# WORK TASK 1
Can you rewrite the paragraph beginning "Villains in films are deformed" from the essay on one-eyed film villains more briefly, keeping its main facts?
# WORK TASK 2
In the essay on one-eyed film villains, what was Omar diagnosed with late last year?
# WORK TASK 3
Could you carry the essay on one-eyed film villains further, starting after its last sentence?

# EXCERPT
--- START ---
{Recovery is slow. (Omar, upon my shoulder.)}
Villains in films are deformed. Nearly always is this true. They come creeping, menacing, thundering, brutally, and they assault our senses that favour good, beautiful symmetry. That must be it for in nearly every film, the baddie, the menace, the rotter, the freak, the threat, he or she comes with scars and misshapen features. And typically this threat has but one eye, or at the very least, but one good eye. The premise, presumably: if they had two good eyes they’d see the world as they ought, like us, the banded together good eggs, the morally correct, those still in possession of scruples. All this, of course, is rot, conditioned or otherwise, but there you have it. From goblins underground and orcs on the rampage in Tolkien's land to James Bond’s patched up, scarred and broken opponents, and phantoms in opera houses, evil doers, crooks and wrong ‘uns must look the expected, dictated part. "It was a monster— yet it was a man!" All fear The Cyclops! Nosferatu! Horror flicks! The laws of this curious monstrous trend state clearly that albinos are not to be trusted, and…. I could go on. All this is no new thing to you, I’m sure, but I’ve been surprised by just how many cinematic villains sport a bad eye that closely resembles that of my beloved Omar’s left eye at present. Diagnosed with Horner’s Syndrome late last year, the third eyelid still remains closed, a cloak to his vision. In time this may retract (now that the polyp in his ear canal has been removed and the pressure lifted, I imagine, like a foot off a garden hose), but you never can tell with bodies, can you? Repair takes time, and time is hard to wrangle at best of times, happy to play the slippery eel when a deadline looms before transforming into a snail whenever waiting is called for. Time is a terrific conjurer! And so as I wait for his second blue eye to reappear, I am keeping a loose tally of the bad guys with only one good eye.
--- END ---
# ENTRIES PROVIDED
--- START ---
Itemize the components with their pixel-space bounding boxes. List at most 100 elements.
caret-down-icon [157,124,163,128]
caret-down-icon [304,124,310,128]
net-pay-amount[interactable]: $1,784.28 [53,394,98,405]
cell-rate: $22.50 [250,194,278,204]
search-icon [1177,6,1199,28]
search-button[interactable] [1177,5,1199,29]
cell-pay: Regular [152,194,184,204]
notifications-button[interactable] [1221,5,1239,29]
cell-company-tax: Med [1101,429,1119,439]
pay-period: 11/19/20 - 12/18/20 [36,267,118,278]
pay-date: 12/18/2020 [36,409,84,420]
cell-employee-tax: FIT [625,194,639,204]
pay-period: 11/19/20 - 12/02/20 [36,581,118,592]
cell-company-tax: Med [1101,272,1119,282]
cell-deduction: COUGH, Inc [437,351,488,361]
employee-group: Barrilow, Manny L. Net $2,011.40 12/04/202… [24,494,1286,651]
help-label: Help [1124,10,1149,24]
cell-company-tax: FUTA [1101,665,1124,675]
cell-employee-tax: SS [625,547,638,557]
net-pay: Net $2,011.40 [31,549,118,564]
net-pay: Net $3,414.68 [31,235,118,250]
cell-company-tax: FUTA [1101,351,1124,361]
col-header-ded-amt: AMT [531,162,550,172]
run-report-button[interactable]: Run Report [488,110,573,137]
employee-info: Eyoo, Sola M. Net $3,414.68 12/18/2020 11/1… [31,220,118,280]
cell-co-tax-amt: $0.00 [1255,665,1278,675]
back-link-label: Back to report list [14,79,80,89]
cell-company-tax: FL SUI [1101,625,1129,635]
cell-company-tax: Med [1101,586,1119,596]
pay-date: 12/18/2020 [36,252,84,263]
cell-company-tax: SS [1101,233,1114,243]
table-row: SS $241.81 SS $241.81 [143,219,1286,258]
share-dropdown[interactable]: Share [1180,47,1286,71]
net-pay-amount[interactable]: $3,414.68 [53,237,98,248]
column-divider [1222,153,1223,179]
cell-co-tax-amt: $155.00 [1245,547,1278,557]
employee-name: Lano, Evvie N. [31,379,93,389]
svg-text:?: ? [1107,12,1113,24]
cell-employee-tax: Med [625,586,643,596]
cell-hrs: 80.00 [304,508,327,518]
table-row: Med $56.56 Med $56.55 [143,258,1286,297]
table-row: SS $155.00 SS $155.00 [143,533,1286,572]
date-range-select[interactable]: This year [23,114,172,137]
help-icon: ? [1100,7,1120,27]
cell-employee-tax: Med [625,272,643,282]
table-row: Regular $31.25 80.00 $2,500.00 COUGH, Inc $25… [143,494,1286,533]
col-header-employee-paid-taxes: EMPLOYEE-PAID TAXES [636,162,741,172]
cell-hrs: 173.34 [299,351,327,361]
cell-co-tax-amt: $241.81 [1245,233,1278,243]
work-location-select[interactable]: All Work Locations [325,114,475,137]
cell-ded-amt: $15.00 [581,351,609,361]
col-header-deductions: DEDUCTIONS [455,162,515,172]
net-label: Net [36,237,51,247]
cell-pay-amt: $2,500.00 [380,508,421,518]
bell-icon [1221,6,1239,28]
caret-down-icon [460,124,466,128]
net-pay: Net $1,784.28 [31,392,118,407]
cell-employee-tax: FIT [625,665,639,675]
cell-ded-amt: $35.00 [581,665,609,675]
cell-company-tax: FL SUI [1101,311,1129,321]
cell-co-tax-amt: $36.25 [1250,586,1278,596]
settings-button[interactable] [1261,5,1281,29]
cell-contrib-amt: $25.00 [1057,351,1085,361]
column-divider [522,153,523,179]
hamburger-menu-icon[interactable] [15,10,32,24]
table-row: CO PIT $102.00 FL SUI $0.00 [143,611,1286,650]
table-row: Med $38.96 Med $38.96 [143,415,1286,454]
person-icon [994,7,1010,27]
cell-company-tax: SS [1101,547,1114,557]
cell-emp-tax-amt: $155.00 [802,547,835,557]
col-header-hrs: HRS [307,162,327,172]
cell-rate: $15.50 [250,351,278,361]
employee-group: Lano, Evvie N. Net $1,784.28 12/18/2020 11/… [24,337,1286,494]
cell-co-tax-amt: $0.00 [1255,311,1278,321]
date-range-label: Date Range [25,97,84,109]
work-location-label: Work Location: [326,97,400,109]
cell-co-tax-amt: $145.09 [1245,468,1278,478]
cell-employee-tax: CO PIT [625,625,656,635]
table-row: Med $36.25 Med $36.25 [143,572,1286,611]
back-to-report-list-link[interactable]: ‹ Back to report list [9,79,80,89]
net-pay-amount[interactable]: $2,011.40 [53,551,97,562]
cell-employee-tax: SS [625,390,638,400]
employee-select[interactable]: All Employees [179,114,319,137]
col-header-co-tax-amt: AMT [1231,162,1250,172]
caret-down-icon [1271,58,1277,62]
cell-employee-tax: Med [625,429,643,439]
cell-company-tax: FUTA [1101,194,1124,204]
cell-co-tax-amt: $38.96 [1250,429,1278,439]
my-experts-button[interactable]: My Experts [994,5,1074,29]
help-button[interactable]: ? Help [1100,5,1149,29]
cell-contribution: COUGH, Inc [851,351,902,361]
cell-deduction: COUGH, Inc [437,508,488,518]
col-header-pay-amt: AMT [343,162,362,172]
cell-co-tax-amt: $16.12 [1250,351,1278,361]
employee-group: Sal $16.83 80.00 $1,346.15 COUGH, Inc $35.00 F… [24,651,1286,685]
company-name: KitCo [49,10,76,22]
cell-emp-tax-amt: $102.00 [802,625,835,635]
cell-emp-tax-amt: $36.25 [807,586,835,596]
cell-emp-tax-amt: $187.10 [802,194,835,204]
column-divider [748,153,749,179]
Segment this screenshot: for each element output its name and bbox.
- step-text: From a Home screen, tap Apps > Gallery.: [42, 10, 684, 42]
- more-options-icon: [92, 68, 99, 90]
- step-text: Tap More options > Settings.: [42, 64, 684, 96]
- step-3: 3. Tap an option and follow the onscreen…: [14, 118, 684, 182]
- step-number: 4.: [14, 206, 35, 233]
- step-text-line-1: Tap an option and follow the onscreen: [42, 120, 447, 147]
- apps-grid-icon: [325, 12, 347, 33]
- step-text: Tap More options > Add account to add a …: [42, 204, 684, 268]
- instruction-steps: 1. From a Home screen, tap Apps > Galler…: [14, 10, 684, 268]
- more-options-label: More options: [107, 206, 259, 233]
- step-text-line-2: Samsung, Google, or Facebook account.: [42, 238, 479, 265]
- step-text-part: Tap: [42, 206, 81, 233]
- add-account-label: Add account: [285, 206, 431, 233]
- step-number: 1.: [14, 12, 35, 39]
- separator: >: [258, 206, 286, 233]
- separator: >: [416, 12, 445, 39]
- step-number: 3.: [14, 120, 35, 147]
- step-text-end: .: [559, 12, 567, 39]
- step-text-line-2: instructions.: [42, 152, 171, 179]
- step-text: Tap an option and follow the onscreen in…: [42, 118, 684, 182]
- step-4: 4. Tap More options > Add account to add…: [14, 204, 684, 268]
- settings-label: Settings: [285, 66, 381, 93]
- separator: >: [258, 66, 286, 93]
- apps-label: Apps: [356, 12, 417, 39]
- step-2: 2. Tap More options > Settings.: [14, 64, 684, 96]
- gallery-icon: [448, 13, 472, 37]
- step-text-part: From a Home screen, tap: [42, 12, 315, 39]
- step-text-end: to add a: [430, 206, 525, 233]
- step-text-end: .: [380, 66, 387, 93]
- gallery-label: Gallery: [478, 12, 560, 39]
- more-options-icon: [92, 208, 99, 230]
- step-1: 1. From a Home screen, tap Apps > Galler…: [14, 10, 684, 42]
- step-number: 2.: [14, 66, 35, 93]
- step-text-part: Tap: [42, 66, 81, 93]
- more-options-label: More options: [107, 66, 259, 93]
--- END ---
# ANSWER SPACE 1
Film villains nearly always look deformed. They arrive with scars and misshapen features, and they often have only one eye, or only one good eye. The supposed premise is that with two good eyes they would see the world rightly, like the moral "good eggs." The writer calls this rot, but notes how widespread it is. Examples include Tolkien's goblins and orcs, James Bond's scarred and broken opponents, phantoms in opera houses, the Cyclops, Nosferatu and horror films, along with the trend's rule that albinos are not to be trusted. The writer has been surprised by how many of these villains have a bad eye like Omar's left eye. Omar was diagnosed with Horner's Syndrome late last year, and his third eyelid is still closed. It may retract now that the polyp in his ear canal has been removed and the pressure lifted, but repair takes time. While waiting for his second blue eye to reappear, the writer is keeping a loose tally of one-eyed bad guys.

# ANSWER SPACE 2
Horner's Syndrome.

# ANSWER SPACE 3
(Blogging may be twenty and my blog may be nine, but this is the first post I have ever penned sitting crossed legged on the bathroom floor beside Omar, my dear elderly Siamese. He is trying to go to the bathroom and it has been hours. Massage has been involved, and gentle coaxing, and his tail washed clean, but still we wait. The end is much like the beginning, it seems. The end is all about body functions. And time is in no rush today.)
{Still from The Hunchback of Notre Dame, 1923.}
{Still from The Cyclops, 1957.}
{Still from The Phantom of the Opera, 1925.}
For the love of beauty is a deep-seated urge which dates back to the beginning of civilization. The revulsion with which we view the abnormal, the malformed, and the mutilated is the result of long conditioning by our forefathers.
Freaks, written by Tod Robbins, directed by Tod Browning, 1932
(Quotation from 31 Days of Horror: ‘Freaks’ sets the stage for physically deformed villains, Amanda Williams)
{...with one cat who wants the sun on his old bones.}
{From the photo archives of Perspektivet Museum (PEM) in Tromsø, Norway.}
{The gentle Sunday morning roll. (In the spirit of Tromsø and a new zine soon to come.)}
{From the photo archives of Perspektivet Museum (PEM) in Tromsø, Norway.}
{Today's bright light makes a conjurer of Omar. A severed head! Back on it goes!}
{From the photo archives of Perspektivet Museum (PEM) in Tromsø, Norway.}
+ The changing faces of equality on film (Changing Faces)
+ A new zine of collaged words and found photographic images from Tromsø soon to come
+ There will be Lorikeets!
+ Boxed (Louise's beautiful binding skills come to the fore)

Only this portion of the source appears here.